▸ **Challenge**:
Without the pictures, copy the entries below word for word.

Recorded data
___
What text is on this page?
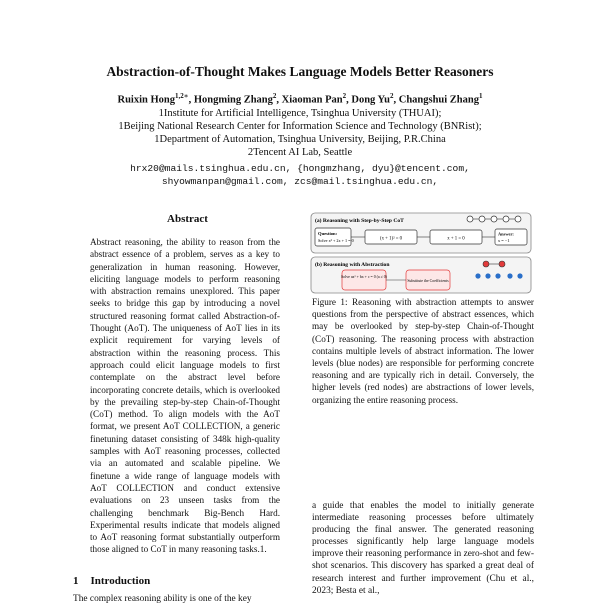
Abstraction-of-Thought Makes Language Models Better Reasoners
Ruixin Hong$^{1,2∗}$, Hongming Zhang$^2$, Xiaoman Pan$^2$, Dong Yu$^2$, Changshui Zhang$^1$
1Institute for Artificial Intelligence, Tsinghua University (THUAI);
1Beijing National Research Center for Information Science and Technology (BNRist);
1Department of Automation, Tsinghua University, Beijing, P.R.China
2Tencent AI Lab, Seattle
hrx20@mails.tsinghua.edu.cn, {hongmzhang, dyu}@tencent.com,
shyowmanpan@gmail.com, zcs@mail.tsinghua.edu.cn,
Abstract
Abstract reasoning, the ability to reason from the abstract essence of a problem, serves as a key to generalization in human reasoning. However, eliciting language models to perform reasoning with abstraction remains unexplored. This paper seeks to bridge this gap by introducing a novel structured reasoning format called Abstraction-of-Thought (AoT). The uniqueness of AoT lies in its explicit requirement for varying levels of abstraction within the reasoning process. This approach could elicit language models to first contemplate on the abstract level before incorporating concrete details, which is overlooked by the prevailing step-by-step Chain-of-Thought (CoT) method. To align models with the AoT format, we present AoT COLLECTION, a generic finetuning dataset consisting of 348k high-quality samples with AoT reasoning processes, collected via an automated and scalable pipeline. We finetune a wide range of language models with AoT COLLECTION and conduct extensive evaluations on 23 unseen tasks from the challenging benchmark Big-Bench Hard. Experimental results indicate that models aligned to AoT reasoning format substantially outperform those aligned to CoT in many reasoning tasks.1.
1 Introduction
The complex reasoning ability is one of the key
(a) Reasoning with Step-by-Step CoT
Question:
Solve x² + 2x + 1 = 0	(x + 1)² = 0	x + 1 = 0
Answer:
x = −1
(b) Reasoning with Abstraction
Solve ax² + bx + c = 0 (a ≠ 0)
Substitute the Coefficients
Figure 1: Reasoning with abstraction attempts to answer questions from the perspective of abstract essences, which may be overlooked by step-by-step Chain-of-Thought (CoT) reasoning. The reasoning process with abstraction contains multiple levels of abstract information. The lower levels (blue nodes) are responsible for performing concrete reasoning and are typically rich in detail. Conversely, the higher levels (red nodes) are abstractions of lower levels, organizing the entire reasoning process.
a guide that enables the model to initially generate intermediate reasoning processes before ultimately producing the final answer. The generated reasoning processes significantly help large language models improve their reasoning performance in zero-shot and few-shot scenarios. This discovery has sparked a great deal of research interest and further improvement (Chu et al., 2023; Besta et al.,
___
▸ **Response to this exercise**:
What text is on this page?
Abstraction-of-Thought Makes Language Models Better Reasoners
Ruixin Hong$^{1,2∗}$, Hongming Zhang$^2$, Xiaoman Pan$^2$, Dong Yu$^2$, Changshui Zhang$^1$
1Institute for Artificial Intelligence, Tsinghua University (THUAI);
1Beijing National Research Center for Information Science and Technology (BNRist);
1Department of Automation, Tsinghua University, Beijing, P.R.China
2Tencent AI Lab, Seattle
hrx20@mails.tsinghua.edu.cn, {hongmzhang, dyu}@tencent.com,
shyowmanpan@gmail.com, zcs@mail.tsinghua.edu.cn,
Abstract
Abstract reasoning, the ability to reason from the abstract essence of a problem, serves as a key to generalization in human reasoning. However, eliciting language models to perform reasoning with abstraction remains unexplored. This paper seeks to bridge this gap by introducing a novel structured reasoning format called Abstraction-of-Thought (AoT). The uniqueness of AoT lies in its explicit requirement for varying levels of abstraction within the reasoning process. This approach could elicit language models to first contemplate on the abstract level before incorporating concrete details, which is overlooked by the prevailing step-by-step Chain-of-Thought (CoT) method. To align models with the AoT format, we present AoT COLLECTION, a generic finetuning dataset consisting of 348k high-quality samples with AoT reasoning processes, collected via an automated and scalable pipeline. We finetune a wide range of language models with AoT COLLECTION and conduct extensive evaluations on 23 unseen tasks from the challenging benchmark Big-Bench Hard. Experimental results indicate that models aligned to AoT reasoning format substantially outperform those aligned to CoT in many reasoning tasks.1.
1 Introduction
The complex reasoning ability is one of the key
(a) Reasoning with Step-by-Step CoT
Question:
Solve x² + 2x + 1 = 0	(x + 1)² = 0	x + 1 = 0
Answer:
x = −1
(b) Reasoning with Abstraction
Solve ax² + bx + c = 0 (a ≠ 0)
Substitute the Coefficients
Figure 1: Reasoning with abstraction attempts to answer questions from the perspective of abstract essences, which may be overlooked by step-by-step Chain-of-Thought (CoT) reasoning. The reasoning process with abstraction contains multiple levels of abstract information. The lower levels (blue nodes) are responsible for performing concrete reasoning and are typically rich in detail. Conversely, the higher levels (red nodes) are abstractions of lower levels, organizing the entire reasoning process.
a guide that enables the model to initially generate intermediate reasoning processes before ultimately producing the final answer. The generated reasoning processes significantly help large language models improve their reasoning performance in zero-shot and few-shot scenarios. This discovery has sparked a great deal of research interest and further improvement (Chu et al., 2023; Besta et al.,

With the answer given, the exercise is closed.